§ Data entries
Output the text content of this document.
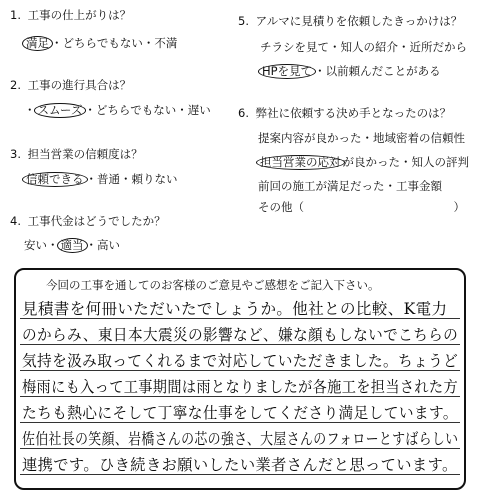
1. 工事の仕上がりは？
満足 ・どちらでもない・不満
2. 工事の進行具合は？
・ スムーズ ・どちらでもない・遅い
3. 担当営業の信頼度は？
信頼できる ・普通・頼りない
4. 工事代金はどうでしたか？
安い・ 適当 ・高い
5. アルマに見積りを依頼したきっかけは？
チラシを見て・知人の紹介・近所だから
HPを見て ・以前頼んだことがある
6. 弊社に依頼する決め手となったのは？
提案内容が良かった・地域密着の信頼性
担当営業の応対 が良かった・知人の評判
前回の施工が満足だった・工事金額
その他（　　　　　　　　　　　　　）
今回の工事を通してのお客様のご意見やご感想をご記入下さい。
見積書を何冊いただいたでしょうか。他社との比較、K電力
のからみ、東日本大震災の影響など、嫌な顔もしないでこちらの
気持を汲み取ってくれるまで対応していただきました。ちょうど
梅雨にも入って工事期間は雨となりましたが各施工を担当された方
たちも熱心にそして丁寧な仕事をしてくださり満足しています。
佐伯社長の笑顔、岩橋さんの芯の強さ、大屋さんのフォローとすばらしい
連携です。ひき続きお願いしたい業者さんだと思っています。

§ Objective
The records above need to be restated word for word, with the pictures left out.

§ Response to the exercise
Output the text content of this document.
1. 工事の仕上がりは？
満足 ・どちらでもない・不満
2. 工事の進行具合は？
・ スムーズ ・どちらでもない・遅い
3. 担当営業の信頼度は？
信頼できる ・普通・頼りない
4. 工事代金はどうでしたか？
安い・ 適当 ・高い
5. アルマに見積りを依頼したきっかけは？
チラシを見て・知人の紹介・近所だから
HPを見て ・以前頼んだことがある
6. 弊社に依頼する決め手となったのは？
提案内容が良かった・地域密着の信頼性
担当営業の応対 が良かった・知人の評判
前回の施工が満足だった・工事金額
その他（　　　　　　　　　　　　　）
今回の工事を通してのお客様のご意見やご感想をご記入下さい。
見積書を何冊いただいたでしょうか。他社との比較、K電力
のからみ、東日本大震災の影響など、嫌な顔もしないでこちらの
気持を汲み取ってくれるまで対応していただきました。ちょうど
梅雨にも入って工事期間は雨となりましたが各施工を担当された方
たちも熱心にそして丁寧な仕事をしてくださり満足しています。
佐伯社長の笑顔、岩橋さんの芯の強さ、大屋さんのフォローとすばらしい
連携です。ひき続きお願いしたい業者さんだと思っています。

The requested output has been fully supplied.